═════ Available data

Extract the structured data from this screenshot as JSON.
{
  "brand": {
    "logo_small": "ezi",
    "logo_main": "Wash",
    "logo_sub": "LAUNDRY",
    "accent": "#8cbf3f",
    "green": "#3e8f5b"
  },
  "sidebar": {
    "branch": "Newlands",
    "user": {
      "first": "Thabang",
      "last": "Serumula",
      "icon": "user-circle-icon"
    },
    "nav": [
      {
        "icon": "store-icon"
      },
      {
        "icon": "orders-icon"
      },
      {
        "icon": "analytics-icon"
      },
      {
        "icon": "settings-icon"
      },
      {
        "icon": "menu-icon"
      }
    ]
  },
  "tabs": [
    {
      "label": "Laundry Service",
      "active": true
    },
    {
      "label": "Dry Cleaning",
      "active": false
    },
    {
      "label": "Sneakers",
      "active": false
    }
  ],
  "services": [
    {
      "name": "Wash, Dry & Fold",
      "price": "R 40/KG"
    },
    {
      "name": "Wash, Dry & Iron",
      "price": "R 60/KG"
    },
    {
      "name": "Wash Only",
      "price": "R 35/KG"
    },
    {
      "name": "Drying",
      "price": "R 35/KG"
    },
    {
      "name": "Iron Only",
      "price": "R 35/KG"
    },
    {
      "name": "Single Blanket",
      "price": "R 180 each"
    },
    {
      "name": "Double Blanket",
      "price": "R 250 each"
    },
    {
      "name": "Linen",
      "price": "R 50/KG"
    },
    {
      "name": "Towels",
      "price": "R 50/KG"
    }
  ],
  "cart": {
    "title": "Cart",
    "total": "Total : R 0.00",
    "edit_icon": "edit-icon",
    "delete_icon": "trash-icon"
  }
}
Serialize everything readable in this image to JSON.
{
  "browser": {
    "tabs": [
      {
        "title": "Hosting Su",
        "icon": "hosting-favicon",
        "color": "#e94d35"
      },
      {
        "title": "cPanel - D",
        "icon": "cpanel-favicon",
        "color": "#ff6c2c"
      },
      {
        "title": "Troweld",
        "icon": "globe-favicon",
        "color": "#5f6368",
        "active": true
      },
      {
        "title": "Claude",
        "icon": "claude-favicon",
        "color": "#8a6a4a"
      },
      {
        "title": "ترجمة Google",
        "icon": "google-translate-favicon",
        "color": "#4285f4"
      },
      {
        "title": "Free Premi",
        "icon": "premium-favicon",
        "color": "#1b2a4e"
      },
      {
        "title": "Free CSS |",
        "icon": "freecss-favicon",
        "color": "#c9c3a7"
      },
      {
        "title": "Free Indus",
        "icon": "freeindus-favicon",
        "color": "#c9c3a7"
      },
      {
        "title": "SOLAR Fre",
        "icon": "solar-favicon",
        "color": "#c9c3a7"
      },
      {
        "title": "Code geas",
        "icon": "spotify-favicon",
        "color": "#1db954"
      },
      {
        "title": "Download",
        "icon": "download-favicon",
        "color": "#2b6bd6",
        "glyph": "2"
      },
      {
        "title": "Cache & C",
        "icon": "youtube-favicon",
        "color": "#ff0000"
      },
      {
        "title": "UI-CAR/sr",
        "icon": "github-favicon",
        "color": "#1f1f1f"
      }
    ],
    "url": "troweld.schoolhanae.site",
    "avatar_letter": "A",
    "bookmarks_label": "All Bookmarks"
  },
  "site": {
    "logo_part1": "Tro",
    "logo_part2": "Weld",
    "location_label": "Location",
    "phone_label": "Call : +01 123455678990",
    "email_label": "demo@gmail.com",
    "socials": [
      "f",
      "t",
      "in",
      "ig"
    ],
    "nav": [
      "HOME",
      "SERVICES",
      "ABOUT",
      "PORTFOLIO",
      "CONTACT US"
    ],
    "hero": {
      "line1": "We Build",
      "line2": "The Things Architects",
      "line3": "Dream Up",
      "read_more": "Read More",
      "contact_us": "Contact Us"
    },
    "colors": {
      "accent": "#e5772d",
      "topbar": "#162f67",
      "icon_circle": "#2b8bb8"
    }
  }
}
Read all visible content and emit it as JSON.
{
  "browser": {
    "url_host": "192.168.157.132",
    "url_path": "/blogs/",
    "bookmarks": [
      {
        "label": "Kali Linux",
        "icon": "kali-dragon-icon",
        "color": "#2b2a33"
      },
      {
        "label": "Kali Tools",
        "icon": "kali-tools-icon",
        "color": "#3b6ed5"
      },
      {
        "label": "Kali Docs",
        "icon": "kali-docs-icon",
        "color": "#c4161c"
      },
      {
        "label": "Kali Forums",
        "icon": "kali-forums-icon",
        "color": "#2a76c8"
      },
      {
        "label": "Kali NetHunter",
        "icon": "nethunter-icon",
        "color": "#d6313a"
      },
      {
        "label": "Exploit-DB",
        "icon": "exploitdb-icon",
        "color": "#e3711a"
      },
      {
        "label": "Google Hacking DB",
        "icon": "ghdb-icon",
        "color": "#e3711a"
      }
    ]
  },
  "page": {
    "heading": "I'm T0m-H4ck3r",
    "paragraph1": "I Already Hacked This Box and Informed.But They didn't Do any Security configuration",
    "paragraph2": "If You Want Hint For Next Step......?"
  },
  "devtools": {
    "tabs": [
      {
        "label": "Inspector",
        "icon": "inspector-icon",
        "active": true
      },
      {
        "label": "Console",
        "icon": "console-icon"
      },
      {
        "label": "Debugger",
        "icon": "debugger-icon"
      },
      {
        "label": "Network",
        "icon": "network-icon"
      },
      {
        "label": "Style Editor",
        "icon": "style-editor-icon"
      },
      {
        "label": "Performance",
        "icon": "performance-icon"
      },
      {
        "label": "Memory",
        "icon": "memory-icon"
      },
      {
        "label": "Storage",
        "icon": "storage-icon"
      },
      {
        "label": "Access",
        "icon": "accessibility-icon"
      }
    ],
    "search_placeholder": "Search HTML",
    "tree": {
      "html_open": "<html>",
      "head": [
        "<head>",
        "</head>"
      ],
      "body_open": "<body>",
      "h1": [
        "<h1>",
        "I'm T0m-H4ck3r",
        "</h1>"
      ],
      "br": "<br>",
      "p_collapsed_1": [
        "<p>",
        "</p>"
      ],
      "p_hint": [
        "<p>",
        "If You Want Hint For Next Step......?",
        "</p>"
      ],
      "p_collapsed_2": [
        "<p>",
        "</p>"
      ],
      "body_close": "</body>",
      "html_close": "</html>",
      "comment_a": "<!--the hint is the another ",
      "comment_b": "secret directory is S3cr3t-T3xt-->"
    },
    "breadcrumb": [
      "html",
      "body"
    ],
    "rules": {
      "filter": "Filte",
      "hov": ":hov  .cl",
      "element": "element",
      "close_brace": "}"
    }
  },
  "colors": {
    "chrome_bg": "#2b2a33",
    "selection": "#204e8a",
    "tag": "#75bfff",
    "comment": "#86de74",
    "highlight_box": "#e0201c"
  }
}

══════════

• _Aim of the exercise_: Every entry above needs to be quoted exactly.

• _Solution for this exercise_:
Extract the structured data from this screenshot as JSON.
{
  "brand": {
    "logo_small": "ezi",
    "logo_main": "Wash",
    "logo_sub": "LAUNDRY",
    "accent": "#8cbf3f",
    "green": "#3e8f5b"
  },
  "sidebar": {
    "branch": "Newlands",
    "user": {
      "first": "Thabang",
      "last": "Serumula",
      "icon": "user-circle-icon"
    },
    "nav": [
      {
        "icon": "store-icon"
      },
      {
        "icon": "orders-icon"
      },
      {
        "icon": "analytics-icon"
      },
      {
        "icon": "settings-icon"
      },
      {
        "icon": "menu-icon"
      }
    ]
  },
  "tabs": [
    {
      "label": "Laundry Service",
      "active": true
    },
    {
      "label": "Dry Cleaning",
      "active": false
    },
    {
      "label": "Sneakers",
      "active": false
    }
  ],
  "services": [
    {
      "name": "Wash, Dry & Fold",
      "price": "R 40/KG"
    },
    {
      "name": "Wash, Dry & Iron",
      "price": "R 60/KG"
    },
    {
      "name": "Wash Only",
      "price": "R 35/KG"
    },
    {
      "name": "Drying",
      "price": "R 35/KG"
    },
    {
      "name": "Iron Only",
      "price": "R 35/KG"
    },
    {
      "name": "Single Blanket",
      "price": "R 180 each"
    },
    {
      "name": "Double Blanket",
      "price": "R 250 each"
    },
    {
      "name": "Linen",
      "price": "R 50/KG"
    },
    {
      "name": "Towels",
      "price": "R 50/KG"
    }
  ],
  "cart": {
    "title": "Cart",
    "total": "Total : R 0.00",
    "edit_icon": "edit-icon",
    "delete_icon": "trash-icon"
  }
}
Serialize everything readable in this image to JSON.
{
  "browser": {
    "tabs": [
      {
        "title": "Hosting Su",
        "icon": "hosting-favicon",
        "color": "#e94d35"
      },
      {
        "title": "cPanel - D",
        "icon": "cpanel-favicon",
        "color": "#ff6c2c"
      },
      {
        "title": "Troweld",
        "icon": "globe-favicon",
        "color": "#5f6368",
        "active": true
      },
      {
        "title": "Claude",
        "icon": "claude-favicon",
        "color": "#8a6a4a"
      },
      {
        "title": "ترجمة Google",
        "icon": "google-translate-favicon",
        "color": "#4285f4"
      },
      {
        "title": "Free Premi",
        "icon": "premium-favicon",
        "color": "#1b2a4e"
      },
      {
        "title": "Free CSS |",
        "icon": "freecss-favicon",
        "color": "#c9c3a7"
      },
      {
        "title": "Free Indus",
        "icon": "freeindus-favicon",
        "color": "#c9c3a7"
      },
      {
        "title": "SOLAR Fre",
        "icon": "solar-favicon",
        "color": "#c9c3a7"
      },
      {
        "title": "Code geas",
        "icon": "spotify-favicon",
        "color": "#1db954"
      },
      {
        "title": "Download",
        "icon": "download-favicon",
        "color": "#2b6bd6",
        "glyph": "2"
      },
      {
        "title": "Cache & C",
        "icon": "youtube-favicon",
        "color": "#ff0000"
      },
      {
        "title": "UI-CAR/sr",
        "icon": "github-favicon",
        "color": "#1f1f1f"
      }
    ],
    "url": "troweld.schoolhanae.site",
    "avatar_letter": "A",
    "bookmarks_label": "All Bookmarks"
  },
  "site": {
    "logo_part1": "Tro",
    "logo_part2": "Weld",
    "location_label": "Location",
    "phone_label": "Call : +01 123455678990",
    "email_label": "demo@gmail.com",
    "socials": [
      "f",
      "t",
      "in",
      "ig"
    ],
    "nav": [
      "HOME",
      "SERVICES",
      "ABOUT",
      "PORTFOLIO",
      "CONTACT US"
    ],
    "hero": {
      "line1": "We Build",
      "line2": "The Things Architects",
      "line3": "Dream Up",
      "read_more": "Read More",
      "contact_us": "Contact Us"
    },
    "colors": {
      "accent": "#e5772d",
      "topbar": "#162f67",
      "icon_circle": "#2b8bb8"
    }
  }
}
Read all visible content and emit it as JSON.
{
  "browser": {
    "url_host": "192.168.157.132",
    "url_path": "/blogs/",
    "bookmarks": [
      {
        "label": "Kali Linux",
        "icon": "kali-dragon-icon",
        "color": "#2b2a33"
      },
      {
        "label": "Kali Tools",
        "icon": "kali-tools-icon",
        "color": "#3b6ed5"
      },
      {
        "label": "Kali Docs",
        "icon": "kali-docs-icon",
        "color": "#c4161c"
      },
      {
        "label": "Kali Forums",
        "icon": "kali-forums-icon",
        "color": "#2a76c8"
      },
      {
        "label": "Kali NetHunter",
        "icon": "nethunter-icon",
        "color": "#d6313a"
      },
      {
        "label": "Exploit-DB",
        "icon": "exploitdb-icon",
        "color": "#e3711a"
      },
      {
        "label": "Google Hacking DB",
        "icon": "ghdb-icon",
        "color": "#e3711a"
      }
    ]
  },
  "page": {
    "heading": "I'm T0m-H4ck3r",
    "paragraph1": "I Already Hacked This Box and Informed.But They didn't Do any Security configuration",
    "paragraph2": "If You Want Hint For Next Step......?"
  },
  "devtools": {
    "tabs": [
      {
        "label": "Inspector",
        "icon": "inspector-icon",
        "active": true
      },
      {
        "label": "Console",
        "icon": "console-icon"
      },
      {
        "label": "Debugger",
        "icon": "debugger-icon"
      },
      {
        "label": "Network",
        "icon": "network-icon"
      },
      {
        "label": "Style Editor",
        "icon": "style-editor-icon"
      },
      {
        "label": "Performance",
        "icon": "performance-icon"
      },
      {
        "label": "Memory",
        "icon": "memory-icon"
      },
      {
        "label": "Storage",
        "icon": "storage-icon"
      },
      {
        "label": "Access",
        "icon": "accessibility-icon"
      }
    ],
    "search_placeholder": "Search HTML",
    "tree": {
      "html_open": "<html>",
      "head": [
        "<head>",
        "</head>"
      ],
      "body_open": "<body>",
      "h1": [
        "<h1>",
        "I'm T0m-H4ck3r",
        "</h1>"
      ],
      "br": "<br>",
      "p_collapsed_1": [
        "<p>",
        "</p>"
      ],
      "p_hint": [
        "<p>",
        "If You Want Hint For Next Step......?",
        "</p>"
      ],
      "p_collapsed_2": [
        "<p>",
        "</p>"
      ],
      "body_close": "</body>",
      "html_close": "</html>",
      "comment_a": "<!--the hint is the another ",
      "comment_b": "secret directory is S3cr3t-T3xt-->"
    },
    "breadcrumb": [
      "html",
      "body"
    ],
    "rules": {
      "filter": "Filte",
      "hov": ":hov  .cl",
      "element": "element",
      "close_brace": "}"
    }
  },
  "colors": {
    "chrome_bg": "#2b2a33",
    "selection": "#204e8a",
    "tag": "#75bfff",
    "comment": "#86de74",
    "highlight_box": "#e0201c"
  }
}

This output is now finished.